=== THE TASK ===
Type out the data exactly as given. Skip any image.
==== EXTRACTED INFORMATION ====
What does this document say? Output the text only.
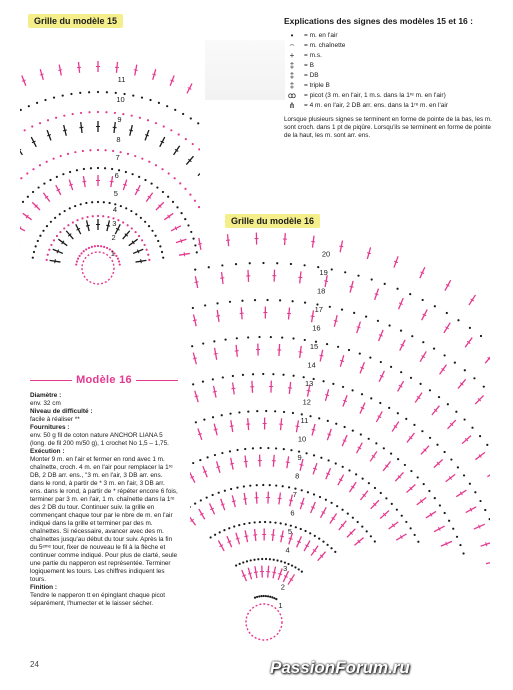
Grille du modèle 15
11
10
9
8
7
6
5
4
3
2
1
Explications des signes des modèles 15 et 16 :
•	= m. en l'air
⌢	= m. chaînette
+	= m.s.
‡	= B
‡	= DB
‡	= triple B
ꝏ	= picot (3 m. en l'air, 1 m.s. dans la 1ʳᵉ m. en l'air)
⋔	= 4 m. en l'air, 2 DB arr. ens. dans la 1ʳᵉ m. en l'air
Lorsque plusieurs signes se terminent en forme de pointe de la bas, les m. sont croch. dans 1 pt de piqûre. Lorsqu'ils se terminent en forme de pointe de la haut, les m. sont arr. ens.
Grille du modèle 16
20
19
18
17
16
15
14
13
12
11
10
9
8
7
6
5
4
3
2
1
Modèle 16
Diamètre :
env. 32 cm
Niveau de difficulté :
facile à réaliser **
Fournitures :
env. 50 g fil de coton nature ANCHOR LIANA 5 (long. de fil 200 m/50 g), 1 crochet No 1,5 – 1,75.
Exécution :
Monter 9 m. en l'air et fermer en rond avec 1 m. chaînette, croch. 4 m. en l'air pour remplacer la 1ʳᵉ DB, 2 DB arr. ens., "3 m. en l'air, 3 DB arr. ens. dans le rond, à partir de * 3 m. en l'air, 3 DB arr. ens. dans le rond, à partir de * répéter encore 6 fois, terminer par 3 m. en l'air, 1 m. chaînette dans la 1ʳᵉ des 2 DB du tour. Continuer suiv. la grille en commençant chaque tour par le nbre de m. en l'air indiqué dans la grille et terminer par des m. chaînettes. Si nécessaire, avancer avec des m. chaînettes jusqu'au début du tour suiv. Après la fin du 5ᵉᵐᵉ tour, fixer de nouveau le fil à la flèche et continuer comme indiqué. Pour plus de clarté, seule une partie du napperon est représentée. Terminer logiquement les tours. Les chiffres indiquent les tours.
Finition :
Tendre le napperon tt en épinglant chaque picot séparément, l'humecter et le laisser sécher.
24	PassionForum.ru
====
=== FULL SOLUTION ===
What does this document say? Output the text only.
Grille du modèle 15
11
10
9
8
7
6
5
4
3
2
1
Explications des signes des modèles 15 et 16 :
•	= m. en l'air
⌢	= m. chaînette
+	= m.s.
‡	= B
‡	= DB
‡	= triple B
ꝏ	= picot (3 m. en l'air, 1 m.s. dans la 1ʳᵉ m. en l'air)
⋔	= 4 m. en l'air, 2 DB arr. ens. dans la 1ʳᵉ m. en l'air
Lorsque plusieurs signes se terminent en forme de pointe de la bas, les m. sont croch. dans 1 pt de piqûre. Lorsqu'ils se terminent en forme de pointe de la haut, les m. sont arr. ens.
Grille du modèle 16
20
19
18
17
16
15
14
13
12
11
10
9
8
7
6
5
4
3
2
1
Modèle 16
Diamètre :
env. 32 cm
Niveau de difficulté :
facile à réaliser **
Fournitures :
env. 50 g fil de coton nature ANCHOR LIANA 5 (long. de fil 200 m/50 g), 1 crochet No 1,5 – 1,75.
Exécution :
Monter 9 m. en l'air et fermer en rond avec 1 m. chaînette, croch. 4 m. en l'air pour remplacer la 1ʳᵉ DB, 2 DB arr. ens., "3 m. en l'air, 3 DB arr. ens. dans le rond, à partir de * 3 m. en l'air, 3 DB arr. ens. dans le rond, à partir de * répéter encore 6 fois, terminer par 3 m. en l'air, 1 m. chaînette dans la 1ʳᵉ des 2 DB du tour. Continuer suiv. la grille en commençant chaque tour par le nbre de m. en l'air indiqué dans la grille et terminer par des m. chaînettes. Si nécessaire, avancer avec des m. chaînettes jusqu'au début du tour suiv. Après la fin du 5ᵉᵐᵉ tour, fixer de nouveau le fil à la flèche et continuer comme indiqué. Pour plus de clarté, seule une partie du napperon est représentée. Terminer logiquement les tours. Les chiffres indiquent les tours.
Finition :
Tendre le napperon tt en épinglant chaque picot séparément, l'humecter et le laisser sécher.
24	PassionForum.ru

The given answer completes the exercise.